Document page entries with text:

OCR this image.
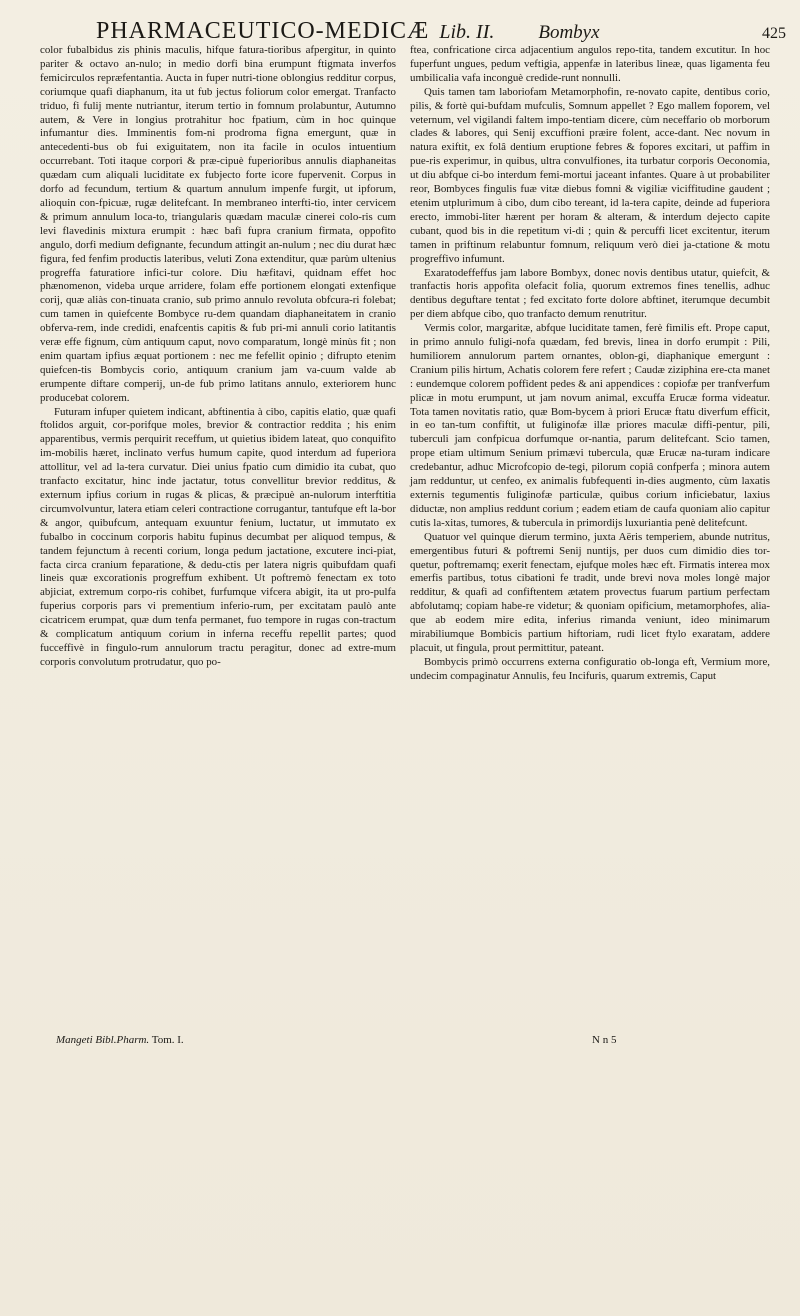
PHARMACEUTICO-MEDICÆ Lib. II. Bombyx	425

color fubalbidus zis phinis maculis, hifque fatura-tioribus afpergitur, in quinto pariter & octavo an-nulo; in medio dorfi bina erumpunt ftigmata inverfos femicirculos repræfentantia. Aucta in fuper nutri-tione oblongius redditur corpus, coriumque quafi diaphanum, ita ut fub jectus foliorum color emergat. Tranfacto triduo, fi fulij mente nutriantur, iterum tertio in fomnum prolabuntur, Autumno autem, & Vere in longius protrahitur hoc fpatium, cùm in hoc quinque infumantur dies. Imminentis fom-ni prodroma figna emergunt, quæ in antecedenti-bus ob fui exiguitatem, non ita facile in oculos intuentium occurrebant. Toti itaque corpori & præ-cipuè fuperioribus annulis diaphaneitas quædam cum aliquali luciditate ex fubjecto forte icore fupervenit. Corpus in dorfo ad fecundum, tertium & quartum annulum impenfe furgit, ut ipforum, alioquin con-fpicuæ, rugæ delitefcant. In membraneo interfti-tio, inter cervicem & primum annulum loca-to, triangularis quædam maculæ cinerei colo-ris cum levi flavedinis mixtura erumpit : hæc bafi fupra cranium firmata, oppofito angulo, dorfi medium defignante, fecundum attingit an-nulum ; nec diu durat hæc figura, fed fenfim productis lateribus, veluti Zona extenditur, quæ parùm ultenius progreffa faturatiore infici-tur colore. Diu hæfitavi, quidnam effet hoc phænomenon, videba urque arridere, folam effe portionem elongati extenfique corij, quæ aliàs con-tinuata cranio, sub primo annulo revoluta obfcura-ri folebat; cum tamen in quiefcente Bombyce ru-dem quandam diaphaneitatem in cranio obferva-rem, inde credidi, enafcentis capitis & fub pri-mi annuli corio latitantis veræ effe fignum, cùm antiquum caput, novo comparatum, longè minùs fit ; non enim quartam ipfius æquat portionem : nec me fefellit opinio ; difrupto etenim quiefcen-tis Bombycis corio, antiquum cranium jam va-cuum valde ab erumpente diftare comperij, un-de fub primo latitans annulo, exteriorem hunc producebat colorem.

Futuram infuper quietem indicant, abftinentia à cibo, capitis elatio, quæ quafi ftolidos arguit, cor-porifque moles, brevior & contractior reddita ; his enim apparentibus, vermis perquirit receffum, ut quietius ibidem lateat, quo conquifito im-mobilis hæret, inclinato verfus humum capite, quod interdum ad fuperiora attollitur, vel ad la-tera curvatur. Diei unius fpatio cum dimidio ita cubat, quo tranfacto excitatur, hinc inde jactatur, totus convellitur brevior redditus, & externum ipfius corium in rugas & plicas, & præcipuè an-nulorum interftitia circumvolvuntur, latera etiam celeri contractione corrugantur, tantufque eft la-bor & angor, quibufcum, antequam exuuntur fenium, luctatur, ut immutato ex fubalbo in coccinum corporis habitu fupinus decumbat per aliquod tempus, & tandem fejunctum à recenti corium, longa pedum jactatione, excutere inci-piat, facta circa cranium feparatione, & dedu-ctis per latera nigris quibufdam quafi lineis quæ excorationis progreffum exhibent. Ut poftremò fenectam ex toto abjiciat, extremum corpo-ris cohibet, furfumque vifcera abigit, ita ut pro-pulfa fuperius corporis pars vi prementium inferio-rum, per excitatam paulò ante cicatricem erumpat, quæ dum tenfa permanet, fuo tempore in rugas con-tractum & complicatum antiquum corium in inferna receffu repellit partes; quod fucceffivè in fingulo-rum annulorum tractu peragitur, donec ad extre-mum corporis convolutum protrudatur, quo po-

ftea, confricatione circa adjacentium angulos repo-tita, tandem excutitur. In hoc fuperfunt ungues, pedum veftigia, appenfæ in lateribus lineæ, quas ligamenta feu umbilicalia vafa inconguè credide-runt nonnulli.

Quis tamen tam laboriofam Metamorphofin, re-novato capite, dentibus corio, pilis, & fortè qui-bufdam mufculis, Somnum appellet ? Ego mallem foporem, vel veternum, vel vigilandi faltem impo-tentiam dicere, cùm neceffario ob morborum clades & labores, qui Senij excuffioni præire folent, acce-dant. Nec novum in natura exiftit, ex folâ dentium eruptione febres & fopores excitari, ut paffim in pue-ris experimur, in quibus, ultra convulfiones, ita turbatur corporis Oeconomia, ut diu abfque ci-bo interdum femi-mortui jaceant infantes. Quare à ut probabiliter reor, Bombyces fingulis fuæ vitæ diebus fomni & vigiliæ viciffitudine gaudent ; etenim utplurimum à cibo, dum cibo tereant, id la-tera capite, deinde ad fuperiora erecto, immobi-liter hærent per horam & alteram, & interdum dejecto capite cubant, quod bis in die repetitum vi-di ; quin & percuffi licet excitentur, iterum tamen in priftinum relabuntur fomnum, reliquum verò diei ja-ctatione & motu progreffivo infumunt.

Exaratodeffeffus jam labore Bombyx, donec novis dentibus utatur, quiefcit, & tranfactis horis appofita olefacit folia, quorum extremos fines tenellis, adhuc dentibus deguftare tentat ; fed excitato forte dolore abftinet, iterumque decumbit per diem abfque cibo, quo tranfacto demum renutritur.

Vermis color, margaritæ, abfque luciditate tamen, ferè fimilis eft. Prope caput, in primo annulo fuligi-nofa quædam, fed brevis, linea in dorfo erumpit : Pili, humiliorem annulorum partem ornantes, oblon-gi, diaphanique emergunt : Cranium pilis hirtum, Achatis colorem fere refert ; Caudæ ziziphina ere-cta manet : eundemque colorem poffident pedes & ani appendices : copiofæ per tranfverfum plicæ in motu erumpunt, ut jam novum animal, excuffa Erucæ forma videatur. Tota tamen novitatis ratio, quæ Bom-bycem à priori Erucæ ftatu diverfum efficit, in eo tan-tum confiftit, ut fuliginofæ illæ priores maculæ diffi-pentur, pili, tuberculi jam confpicua dorfumque or-nantia, parum delitefcant. Scio tamen, prope etiam ultimum Senium primævi tubercula, quæ Erucæ na-turam indicare credebantur, adhuc Microfcopio de-tegi, pilorum copiâ confperfa ; minora autem jam redduntur, ut cenfeo, ex animalis fubfequenti in-dies augmento, cùm laxatis externis tegumentis fuliginofæ particulæ, quibus corium inficiebatur, laxius diductæ, non amplius reddunt corium ; eadem etiam de caufa quoniam alio capitur cutis la-xitas, tumores, & tubercula in primordijs luxuriantia penè delitefcunt.

Quatuor vel quinque dierum termino, juxta Aëris temperiem, abunde nutritus, emergentibus futuri & poftremi Senij nuntijs, per duos cum dimidio dies tor-quetur, poftremamq; exerit fenectam, ejufque moles hæc eft. Firmatis interea mox emerfis partibus, totus cibationi fe tradit, unde brevi nova moles longè major redditur, & quafi ad confiftentem ætatem provectus fuarum partium perfectam abfolutamq; copiam habe-re videtur; & quoniam opificium, metamorphofes, alia-que ab eodem mire edita, inferius rimanda veniunt, ideo minimarum mirabiliumque Bombicis partium hiftoriam, rudi licet ftylo exaratam, addere placuit, ut fingula, prout permittitur, pateant.

Bombycis primò occurrens externa configuratio ob-longa eft, Vermium more, undecim compaginatur Annulis, feu Incifuris, quarum extremis, Caput

Mangeti Bibl.Pharm. Tom. I.	N n 5
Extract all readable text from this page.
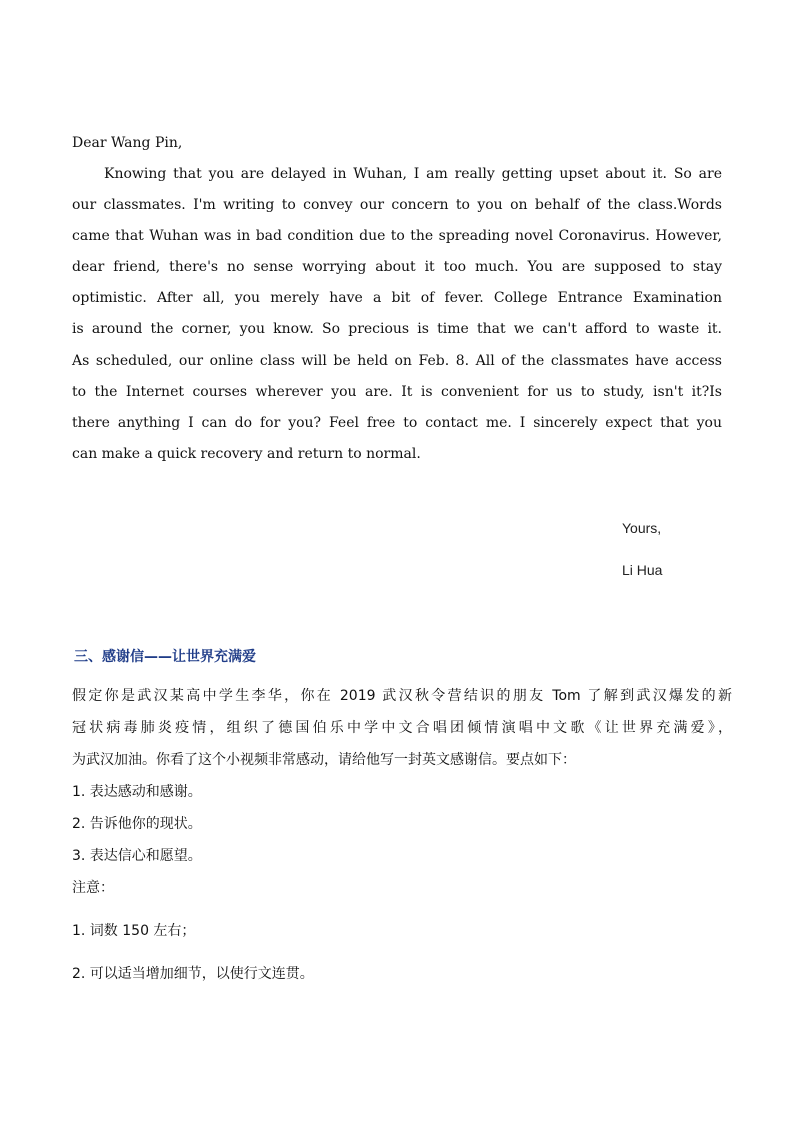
Dear Wang Pin,

Knowing that you are delayed in Wuhan, I am really getting upset about it. So are
our classmates. I'm writing to convey our concern to you on behalf of the class.Words
came that Wuhan was in bad condition due to the spreading novel Coronavirus. However,
dear friend, there's no sense worrying about it too much. You are supposed to stay
optimistic. After all, you merely have a bit of fever. College Entrance Examination
is around the corner, you know. So precious is time that we can't afford to waste it.
As scheduled, our online class will be held on Feb. 8. All of the classmates have access
to the Internet courses wherever you are. It is convenient for us to study, isn't it?Is
there anything I can do for you? Feel free to contact me. I sincerely expect that you
can make a quick recovery and return to normal.
Yours,
Li Hua
三、感谢信——让世界充满爱
假定你是武汉某高中学生李华，你在 2019 武汉秋令营结识的朋友 Tom 了解到武汉爆发的新
冠状病毒肺炎疫情，组织了德国伯乐中学中文合唱团倾情演唱中文歌《让世界充满爱》，
为武汉加油。你看了这个小视频非常感动，请给他写一封英文感谢信。要点如下：
1. 表达感动和感谢。
2. 告诉他你的现状。
3. 表达信心和愿望。
注意：
1. 词数 150 左右；
2. 可以适当增加细节，以使行文连贯。
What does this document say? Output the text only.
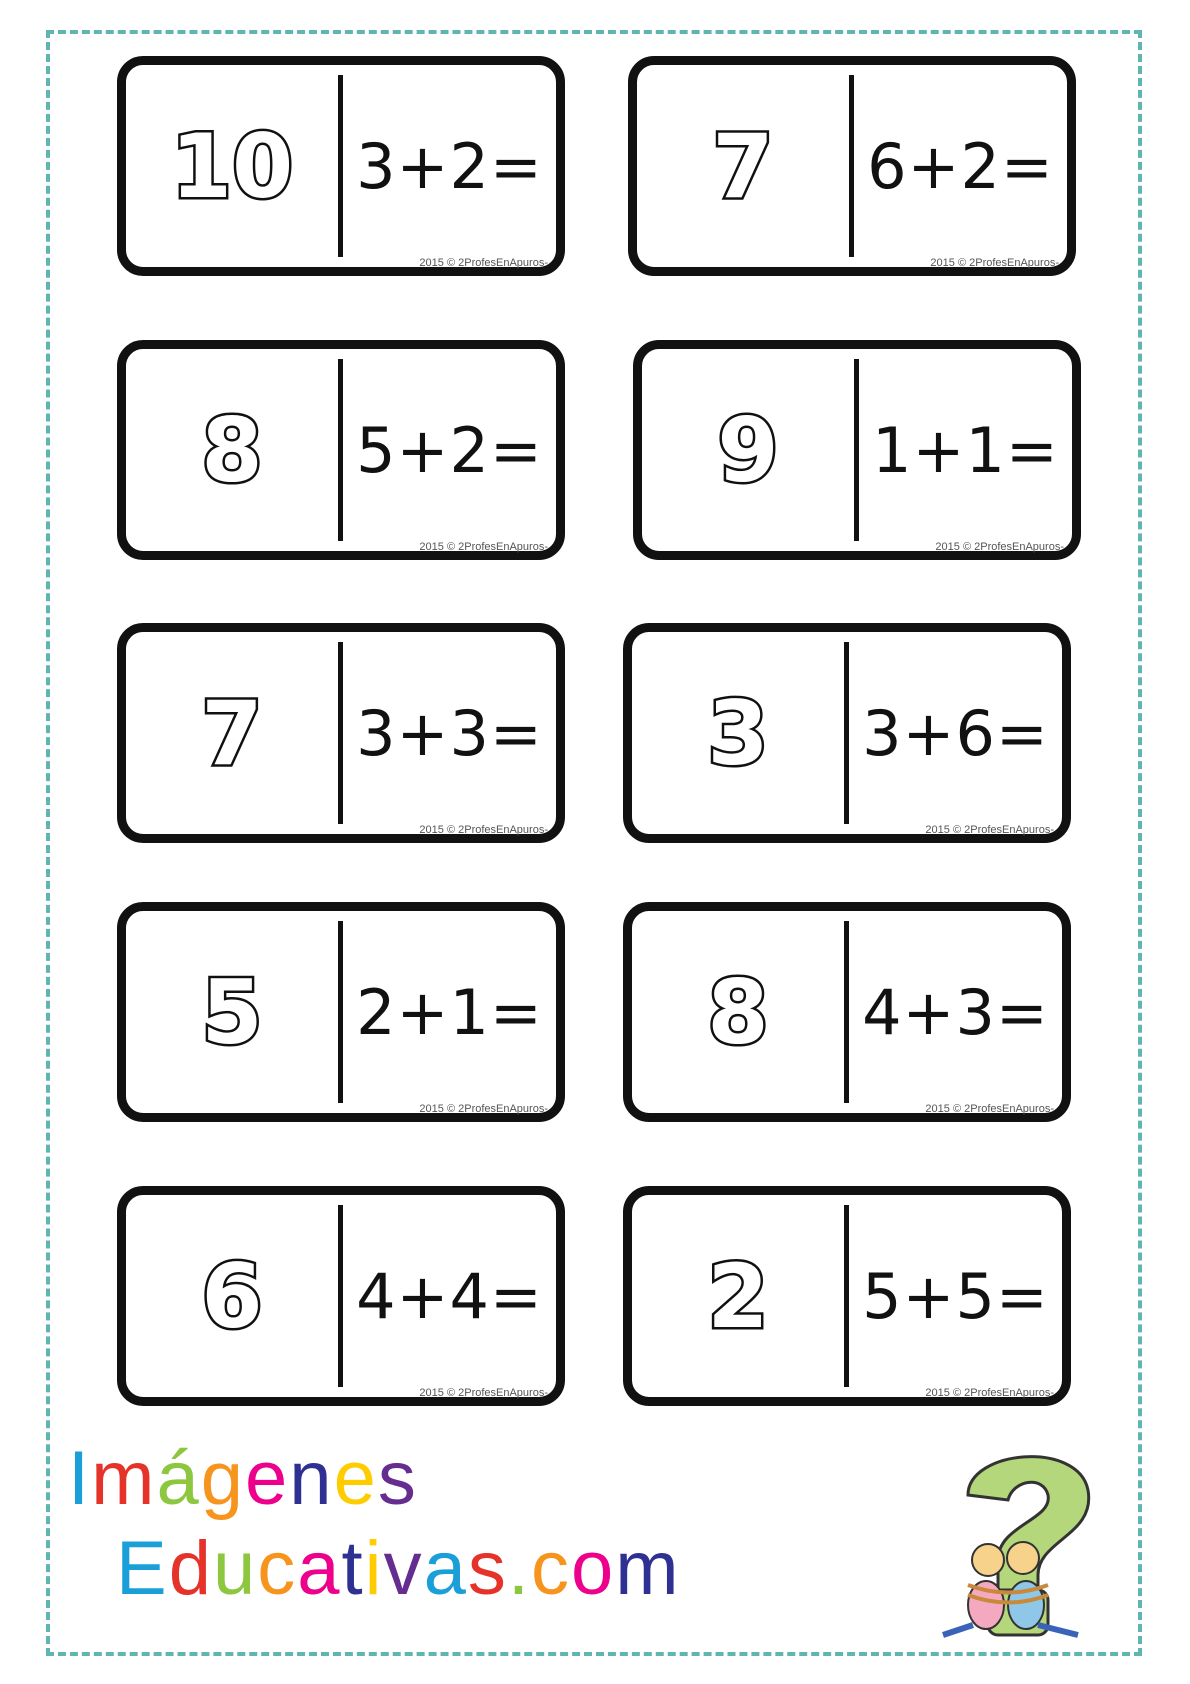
10	3+2=
2015 © 2ProfesEnApuros-
7	6+2=
2015 © 2ProfesEnApuros-
8	5+2=
2015 © 2ProfesEnApuros-
9	1+1=
2015 © 2ProfesEnApuros-
7	3+3=
2015 © 2ProfesEnApuros-
3	3+6=
2015 © 2ProfesEnApuros-
5	2+1=
2015 © 2ProfesEnApuros-
8	4+3=
2015 © 2ProfesEnApuros-
6	4+4=
2015 © 2ProfesEnApuros-
2	5+5=
2015 © 2ProfesEnApuros-
Imágenes
Educativas.com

▶ Your assignment
From the entries above, pull out each line that includes "dentibus".

▶ Response
Quis tamen tam laboriofam Metamorphofin, re-novato capite, dentibus corio, pilis, & fortè qui-bufdam mufculis, Somnum appellet ? Ego mallem foporem, vel veternum, vel vigilandi faltem impo-tentiam dicere, cùm neceffario ob morborum clades & labores, qui Senij excuffioni præire folent, acce-dant. Nec novum in natura exiftit, ex folâ dentium eruptione febres & fopores excitari, ut paffim in pue-ris experimur, in quibus, ultra convulfiones, ita turbatur corporis Oeconomia, ut diu abfque ci-bo interdum femi-mortui jaceant infantes. Quare à ut probabiliter reor, Bombyces fingulis fuæ vitæ diebus fomni & vigiliæ viciffitudine gaudent ; etenim utplurimum à cibo, dum cibo tereant, id la-tera capite, deinde ad fuperiora erecto, immobi-liter hærent per horam & alteram, & interdum dejecto capite cubant, quod bis in die repetitum vi-di ; quin & percuffi licet excitentur, iterum tamen in priftinum relabuntur fomnum, reliquum verò diei ja-ctatione & motu progreffivo infumunt.
Exaratodeffeffus jam labore Bombyx, donec novis dentibus utatur, quiefcit, & tranfactis horis appofita olefacit folia, quorum extremos fines tenellis, adhuc dentibus deguftare tentat ; fed excitato forte dolore abftinet, iterumque decumbit per diem abfque cibo, quo tranfacto demum renutritur.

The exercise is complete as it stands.